◆ **SET PROBLEM**:
Without including any pictures, copy each entry below exactly.

◆ **DATASET ENTRIES**:
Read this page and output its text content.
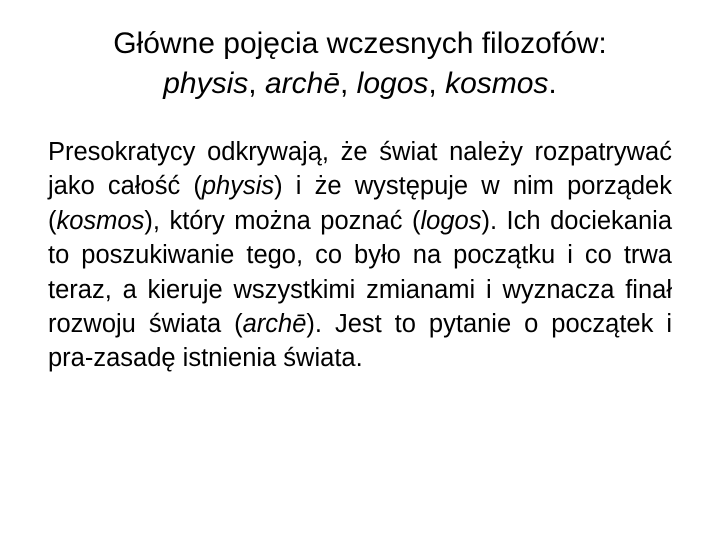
Główne pojęcia wczesnych filozofów:
physis, archē, logos, kosmos.
Presokratycy odkrywają, że świat należy rozpatrywać jako całość (physis) i że występuje w nim porządek (kosmos), który można poznać (logos). Ich dociekania to poszukiwanie tego, co było na początku i co trwa teraz, a kieruje wszystkimi zmianami i wyznacza finał rozwoju świata (archē). Jest to pytanie o początek i pra-zasadę istnienia świata.
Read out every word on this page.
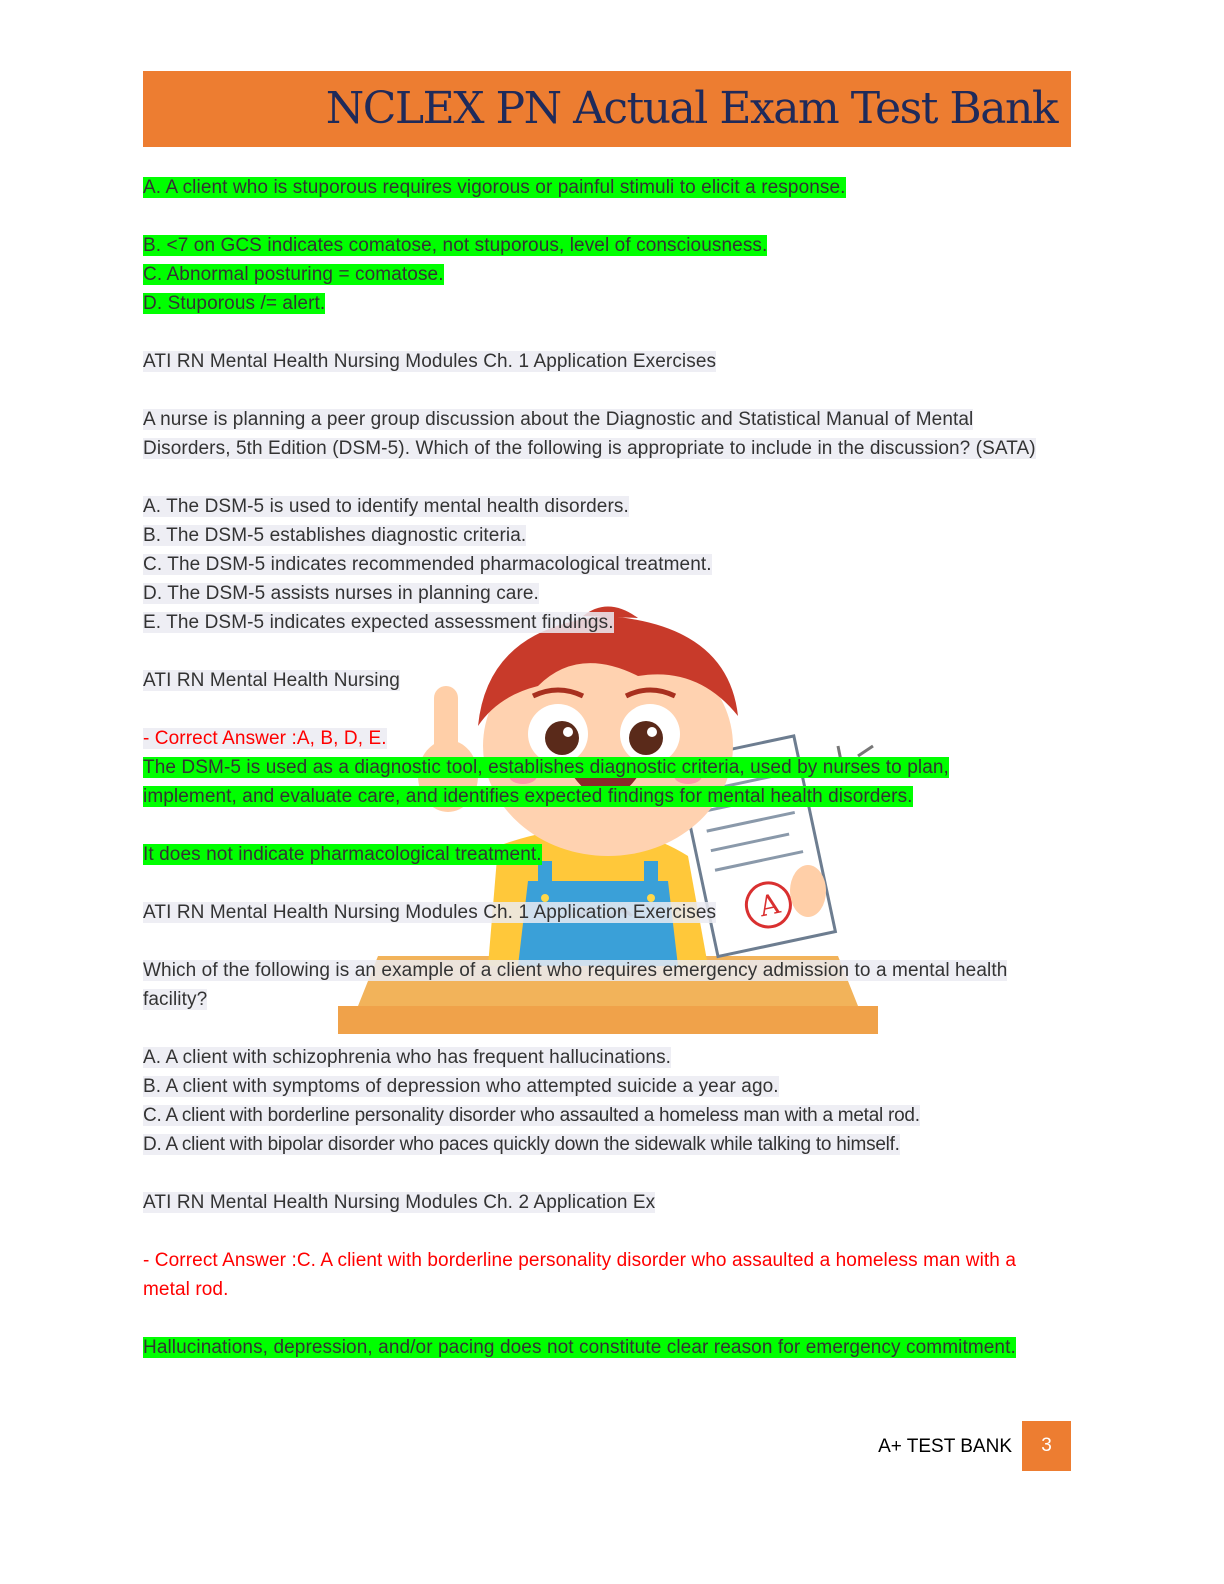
NCLEX PN Actual Exam Test Bank
A

A. A client who is stuporous requires vigorous or painful stimuli to elicit a response.

B. <7 on GCS indicates comatose, not stuporous, level of consciousness.

C. Abnormal posturing = comatose.

D. Stuporous /= alert.

ATI RN Mental Health Nursing Modules Ch. 1 Application Exercises

A nurse is planning a peer group discussion about the Diagnostic and Statistical Manual of Mental Disorders, 5th Edition (DSM-5). Which of the following is appropriate to include in the discussion? (SATA)

A. The DSM-5 is used to identify mental health disorders.

B. The DSM-5 establishes diagnostic criteria.

C. The DSM-5 indicates recommended pharmacological treatment.

D. The DSM-5 assists nurses in planning care.

E. The DSM-5 indicates expected assessment findings.

ATI RN Mental Health Nursing

- Correct Answer :A, B, D, E.

The DSM-5 is used as a diagnostic tool, establishes diagnostic criteria, used by nurses to plan, implement, and evaluate care, and identifies expected findings for mental health disorders.

It does not indicate pharmacological treatment.

ATI RN Mental Health Nursing Modules Ch. 1 Application Exercises

Which of the following is an example of a client who requires emergency admission to a mental health facility?

A. A client with schizophrenia who has frequent hallucinations.

B. A client with symptoms of depression who attempted suicide a year ago.

C. A client with borderline personality disorder who assaulted a homeless man with a metal rod.

D. A client with bipolar disorder who paces quickly down the sidewalk while talking to himself.

ATI RN Mental Health Nursing Modules Ch. 2 Application Ex

- Correct Answer :C. A client with borderline personality disorder who assaulted a homeless man with a metal rod.

Hallucinations, depression, and/or pacing does not constitute clear reason for emergency commitment.

A+ TEST BANK	3
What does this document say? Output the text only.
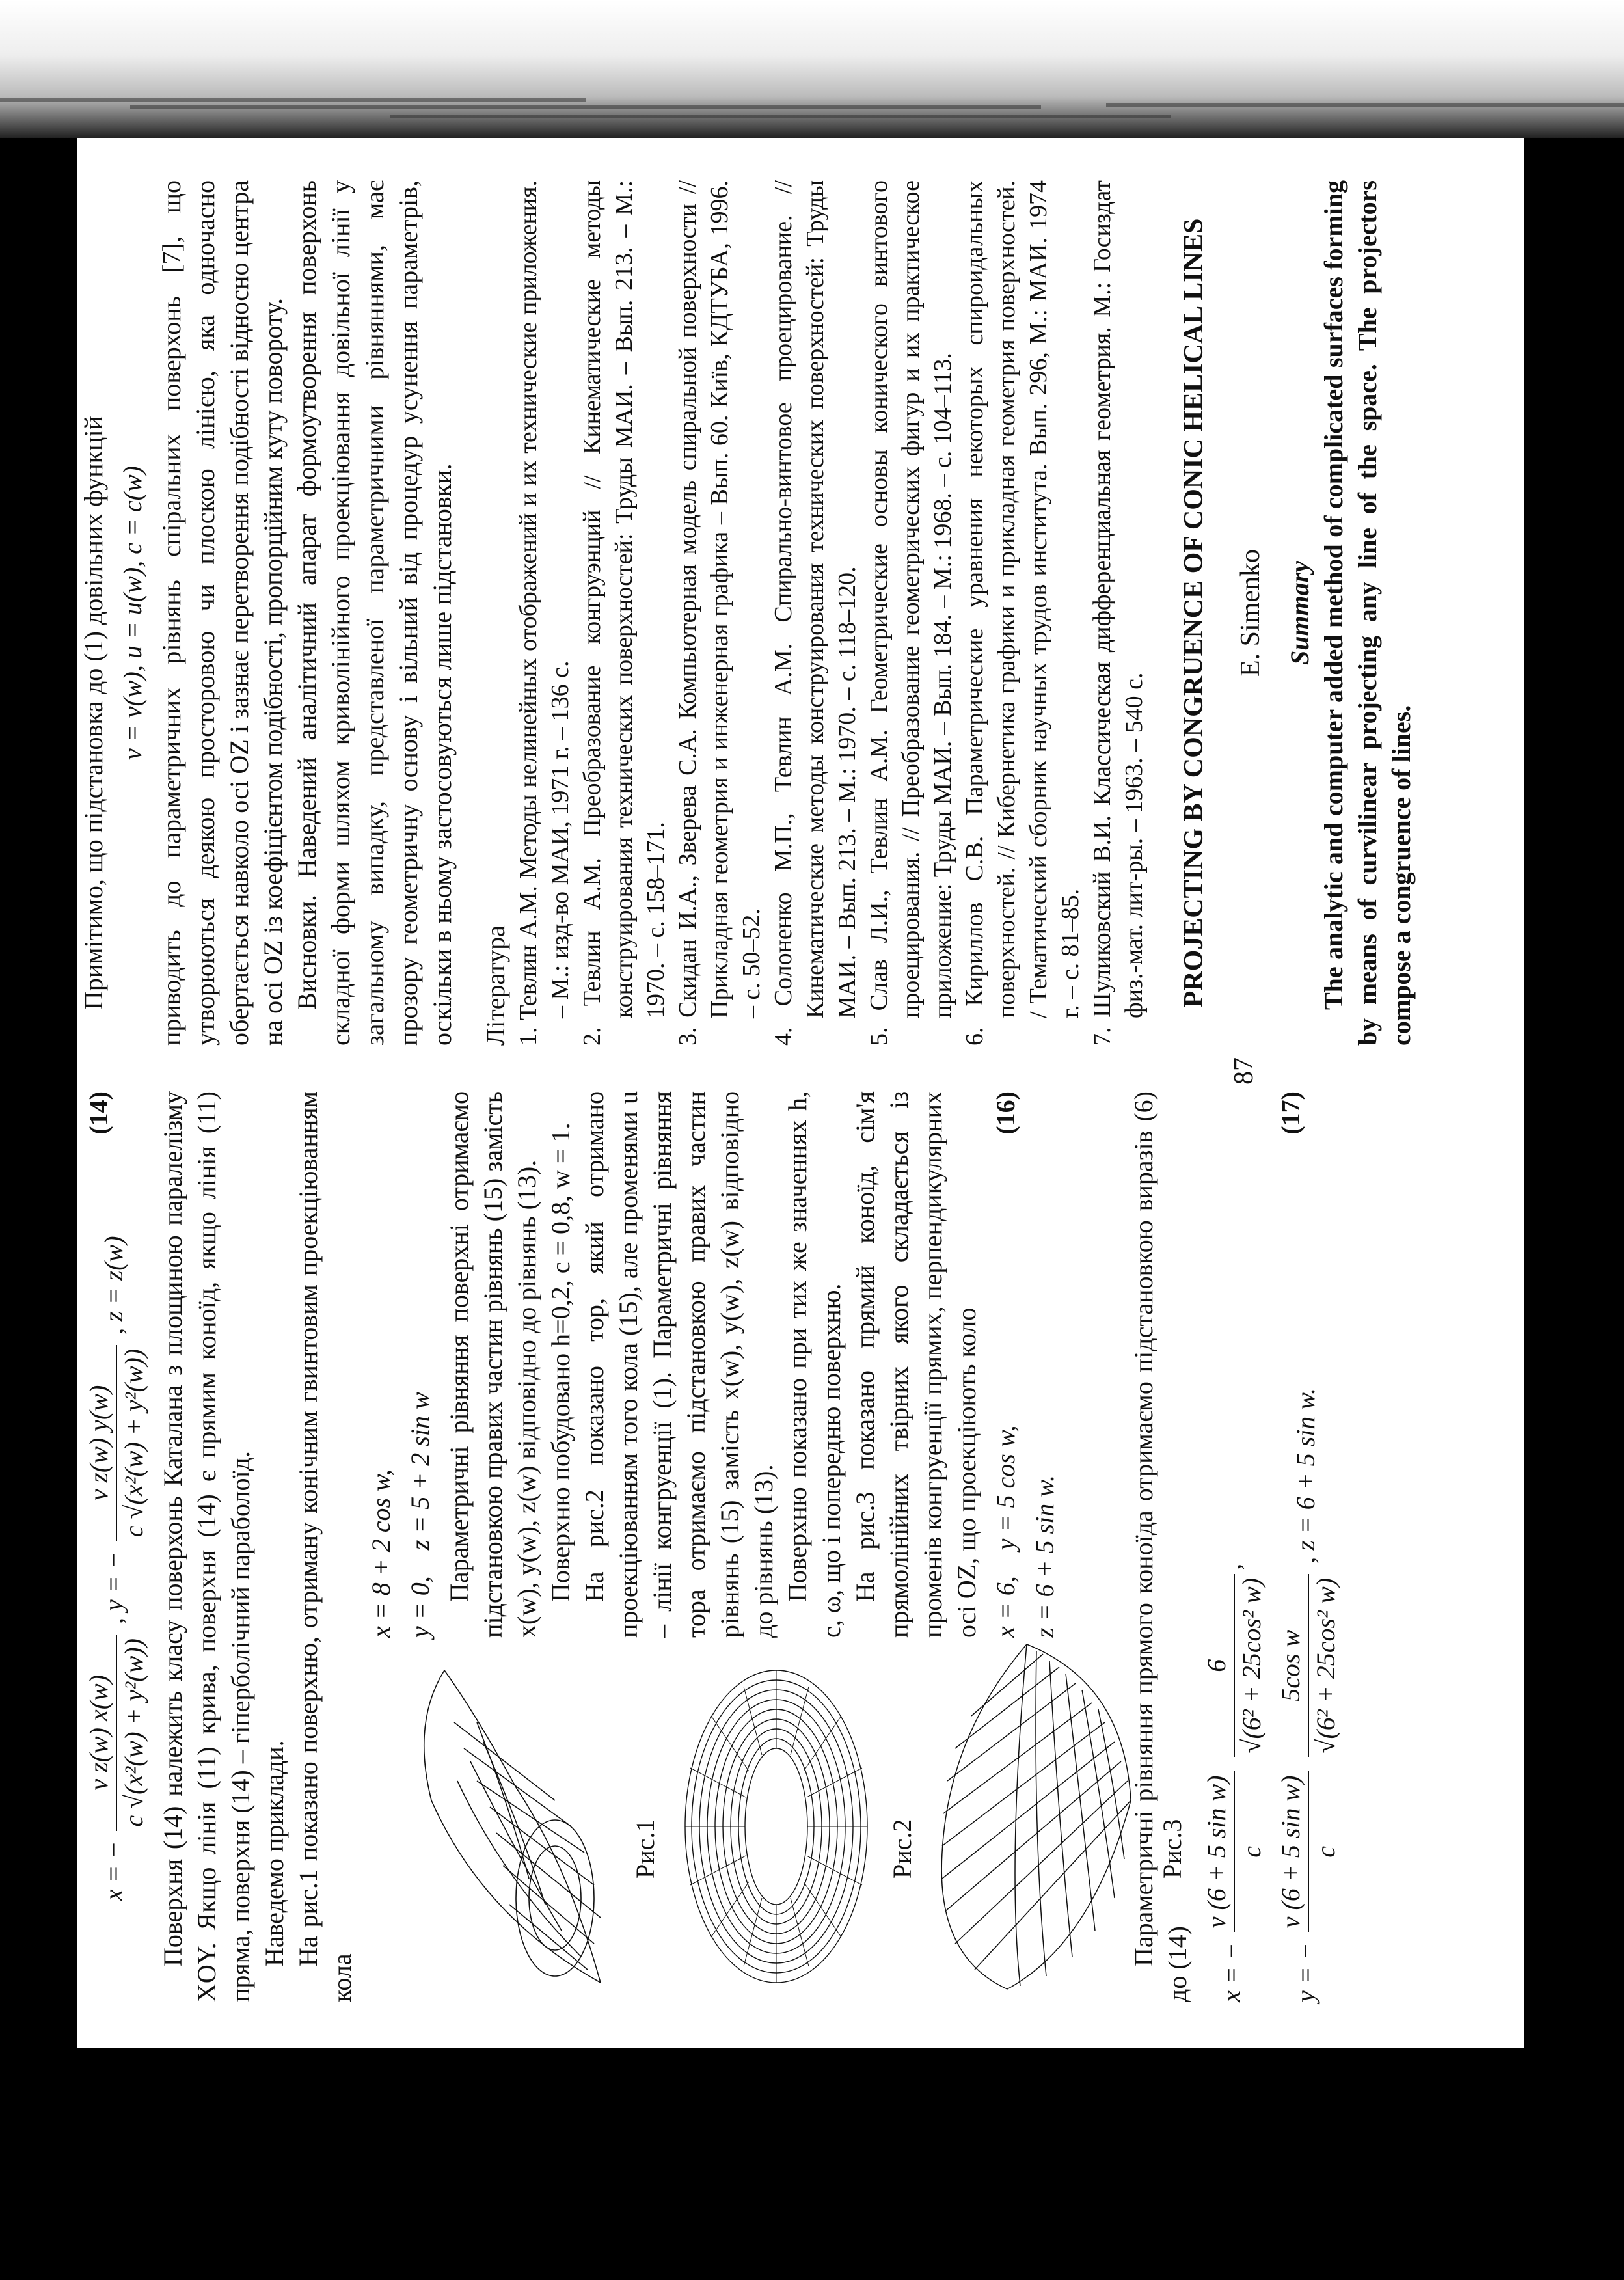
x = −
v z(w) x(w) c √(x²(w) + y²(w))
, y = −
v z(w) y(w) c √(x²(w) + y²(w))
, z = z(w)
(14) Поверхня (14) належить класу поверхонь Каталана з площиною паралелізму XOY. Якщо лінія (11) крива, поверхня (14) є прямим коноїд, якщо лінія (11) пряма, поверхня (14) – гіперболічний параболоїд. Наведемо приклади. На рис.1 показано поверхню, отриману конічним гвинтовим проекціюванням кола

x = 8 + 2 cos w, y = 0,    z = 5 + 2 sin w Параметричні рівняння поверхні отримаємо підстановкою правих частин рівнянь (15) замість x(w), y(w), z(w) відповідно до рівнянь (13). Поверхню побудовано h=0,2, c = 0,8, w = 1. На рис.2 показано тор, який отримано проекціюванням того кола (15), але променями u – лінії конгруенції (1). Параметричні рівняння тора отримаємо підстановкою правих частин рівнянь (15) замість x(w), y(w), z(w) відповідно до рівнянь (13). Поверхню показано при тих же значеннях h, c, ω, що і попередню поверхню. На рис.3 показано прямий коноїд, сім'я прямолінійних твірних якого складається із променів конгруенції прямих, перпендикулярних осі OZ, що проекціюють коло x = 6,    y = 5 cos w,
(16)
z = 6 + 5 sin w.	Параметричні рівняння прямого коноїда отримаємо підстановкою виразів (6) до (14) x = −
v (6 + 5 sin w) c

6 √(6² + 25cos² w)
,
y = −
v (6 + 5 sin w) c

5cos w √(6² + 25cos² w)
, z = 6 + 5 sin w.
(17)
Рис.1	Рис.2	Рис.3
87

Примітимо, що підстановка до (1) довільних функцій v = v(w), u = u(w), c = c(w) приводить до параметричних рівнянь спіральних поверхонь [7], що утворюються деякою просторовою чи плоскою лінією, яка одночасно обертається навколо осі OZ і зазнає перетворення подібності відносно центра на осі OZ із коефіцієнтом подібності, пропорційним куту повороту. Висновки. Наведений аналітичний апарат формоутворення поверхонь складної форми шляхом криволінійного проекціювання довільної лінії у загальному випадку, представленої параметричними рівняннями, має прозору геометричну основу і вільний від процедур усунення параметрів, оскільки в ньому застосовуються лише підстановки. Література 1. Тевлин А.М. Методы нелинейных отображений и их технические приложения. – М.: изд-во МАИ, 1971 г. – 136 с. 2. Тевлин А.М. Преобразование конгруэнций // Кинематические методы конструирования технических поверхностей: Труды МАИ. – Вып. 213. – М.: 1970. – с. 158–171. 3. Скидан И.А., Зверева С.А. Компьютерная модель спиральной поверхности // Прикладная геометрия и инженерная графика – Вып. 60. Київ, КДТУБА, 1996. – с. 50–52. 4. Солоненко М.П., Тевлин А.М. Спирально-винтовое проецирование. // Кинематические методы конструирования технических поверхностей: Труды МАИ. – Вып. 213. – М.: 1970. – с. 118–120. 5. Слав Л.И., Тевлин А.М. Геометрические основы конического винтового проецирования. // Преобразование геометрических фигур и их практическое приложение: Труды МАИ. – Вып. 184. – М.: 1968. – с. 104–113. 6. Кириллов С.В. Параметрические уравнения некоторых спироидальных поверхностей. // Кибернетика графики и прикладная геометрия поверхностей. / Тематический сборник научных трудов института. Вып. 296, М.: МАИ. 1974 г. – с. 81–85. 7. Шуликовский В.И. Классическая дифференциальная геометрия. М.: Госиздат физ.-мат. лит-ры. – 1963. – 540 с. PROJECTING BY CONGRUENCE OF CONIC HELICAL LINES E. Simenko Summary The analytic and computer added method of complicated surfaces forming by means of curvilinear projecting any line of the space. The projectors compose a congruence of lines.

◆ **THE OUTPUT**:
Read this page and output its text content.
Główne pojęcia wczesnych filozofów:
physis, archē, logos, kosmos.
Presokratycy odkrywają, że świat należy rozpatrywać jako całość (physis) i że występuje w nim porządek (kosmos), który można poznać (logos). Ich dociekania to poszukiwanie tego, co było na początku i co trwa teraz, a kieruje wszystkimi zmianami i wyznacza finał rozwoju świata (archē). Jest to pytanie o początek i pra-zasadę istnienia świata.
Read out every word on this page.
NCLEX PN Actual Exam Test Bank
A

A. A client who is stuporous requires vigorous or painful stimuli to elicit a response.

B. <7 on GCS indicates comatose, not stuporous, level of consciousness.

C. Abnormal posturing = comatose.

D. Stuporous /= alert.

ATI RN Mental Health Nursing Modules Ch. 1 Application Exercises

A nurse is planning a peer group discussion about the Diagnostic and Statistical Manual of Mental Disorders, 5th Edition (DSM-5). Which of the following is appropriate to include in the discussion? (SATA)

A. The DSM-5 is used to identify mental health disorders.

B. The DSM-5 establishes diagnostic criteria.

C. The DSM-5 indicates recommended pharmacological treatment.

D. The DSM-5 assists nurses in planning care.

E. The DSM-5 indicates expected assessment findings.

ATI RN Mental Health Nursing

- Correct Answer :A, B, D, E.

The DSM-5 is used as a diagnostic tool, establishes diagnostic criteria, used by nurses to plan, implement, and evaluate care, and identifies expected findings for mental health disorders.

It does not indicate pharmacological treatment.

ATI RN Mental Health Nursing Modules Ch. 1 Application Exercises

Which of the following is an example of a client who requires emergency admission to a mental health facility?

A. A client with schizophrenia who has frequent hallucinations.

B. A client with symptoms of depression who attempted suicide a year ago.

C. A client with borderline personality disorder who assaulted a homeless man with a metal rod.

D. A client with bipolar disorder who paces quickly down the sidewalk while talking to himself.

ATI RN Mental Health Nursing Modules Ch. 2 Application Ex

- Correct Answer :C. A client with borderline personality disorder who assaulted a homeless man with a metal rod.

Hallucinations, depression, and/or pacing does not constitute clear reason for emergency commitment.

A+ TEST BANK	3
What does this document say? Output the text only.
x = −
v z(w) x(w) c √(x²(w) + y²(w))
, y = −
v z(w) y(w) c √(x²(w) + y²(w))
, z = z(w)
(14) Поверхня (14) належить класу поверхонь Каталана з площиною паралелізму XOY. Якщо лінія (11) крива, поверхня (14) є прямим коноїд, якщо лінія (11) пряма, поверхня (14) – гіперболічний параболоїд. Наведемо приклади. На рис.1 показано поверхню, отриману конічним гвинтовим проекціюванням кола

x = 8 + 2 cos w, y = 0,    z = 5 + 2 sin w Параметричні рівняння поверхні отримаємо підстановкою правих частин рівнянь (15) замість x(w), y(w), z(w) відповідно до рівнянь (13). Поверхню побудовано h=0,2, c = 0,8, w = 1. На рис.2 показано тор, який отримано проекціюванням того кола (15), але променями u – лінії конгруенції (1). Параметричні рівняння тора отримаємо підстановкою правих частин рівнянь (15) замість x(w), y(w), z(w) відповідно до рівнянь (13). Поверхню показано при тих же значеннях h, c, ω, що і попередню поверхню. На рис.3 показано прямий коноїд, сім'я прямолінійних твірних якого складається із променів конгруенції прямих, перпендикулярних осі OZ, що проекціюють коло x = 6,    y = 5 cos w,
(16)
z = 6 + 5 sin w.	Параметричні рівняння прямого коноїда отримаємо підстановкою виразів (6) до (14) x = −
v (6 + 5 sin w) c

6 √(6² + 25cos² w)
,
y = −
v (6 + 5 sin w) c

5cos w √(6² + 25cos² w)
, z = 6 + 5 sin w.
(17)
Рис.1	Рис.2	Рис.3
87

Примітимо, що підстановка до (1) довільних функцій v = v(w), u = u(w), c = c(w) приводить до параметричних рівнянь спіральних поверхонь [7], що утворюються деякою просторовою чи плоскою лінією, яка одночасно обертається навколо осі OZ і зазнає перетворення подібності відносно центра на осі OZ із коефіцієнтом подібності, пропорційним куту повороту. Висновки. Наведений аналітичний апарат формоутворення поверхонь складної форми шляхом криволінійного проекціювання довільної лінії у загальному випадку, представленої параметричними рівняннями, має прозору геометричну основу і вільний від процедур усунення параметрів, оскільки в ньому застосовуються лише підстановки. Література 1. Тевлин А.М. Методы нелинейных отображений и их технические приложения. – М.: изд-во МАИ, 1971 г. – 136 с. 2. Тевлин А.М. Преобразование конгруэнций // Кинематические методы конструирования технических поверхностей: Труды МАИ. – Вып. 213. – М.: 1970. – с. 158–171. 3. Скидан И.А., Зверева С.А. Компьютерная модель спиральной поверхности // Прикладная геометрия и инженерная графика – Вып. 60. Київ, КДТУБА, 1996. – с. 50–52. 4. Солоненко М.П., Тевлин А.М. Спирально-винтовое проецирование. // Кинематические методы конструирования технических поверхностей: Труды МАИ. – Вып. 213. – М.: 1970. – с. 118–120. 5. Слав Л.И., Тевлин А.М. Геометрические основы конического винтового проецирования. // Преобразование геометрических фигур и их практическое приложение: Труды МАИ. – Вып. 184. – М.: 1968. – с. 104–113. 6. Кириллов С.В. Параметрические уравнения некоторых спироидальных поверхностей. // Кибернетика графики и прикладная геометрия поверхностей. / Тематический сборник научных трудов института. Вып. 296, М.: МАИ. 1974 г. – с. 81–85. 7. Шуликовский В.И. Классическая дифференциальная геометрия. М.: Госиздат физ.-мат. лит-ры. – 1963. – 540 с. PROJECTING BY CONGRUENCE OF CONIC HELICAL LINES E. Simenko Summary The analytic and computer added method of complicated surfaces forming by means of curvilinear projecting any line of the space. The projectors compose a congruence of lines.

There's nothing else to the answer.